● **TASK OBJECTIVE**: Only lines with the word "want" are needed; collect each of them from the listing below.

* Start RECORDED DATA *

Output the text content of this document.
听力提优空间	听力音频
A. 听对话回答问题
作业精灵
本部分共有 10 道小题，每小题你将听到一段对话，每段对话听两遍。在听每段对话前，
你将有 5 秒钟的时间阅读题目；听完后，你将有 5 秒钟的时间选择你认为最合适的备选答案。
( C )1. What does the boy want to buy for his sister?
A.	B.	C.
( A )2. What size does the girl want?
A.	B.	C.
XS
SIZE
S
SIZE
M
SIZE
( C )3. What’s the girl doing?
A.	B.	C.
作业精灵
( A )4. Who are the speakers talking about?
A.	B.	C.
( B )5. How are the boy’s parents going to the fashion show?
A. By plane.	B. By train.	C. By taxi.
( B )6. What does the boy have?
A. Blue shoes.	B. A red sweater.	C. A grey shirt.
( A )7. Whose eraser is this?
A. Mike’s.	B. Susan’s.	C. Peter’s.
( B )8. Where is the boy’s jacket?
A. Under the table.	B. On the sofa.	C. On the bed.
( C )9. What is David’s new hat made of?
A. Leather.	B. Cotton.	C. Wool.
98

* End RECORDED DATA *

● **OUTPUT OF THE EXERCISE**:
( C )1. What does the boy want to buy for his sister?
( A )2. What size does the girl want?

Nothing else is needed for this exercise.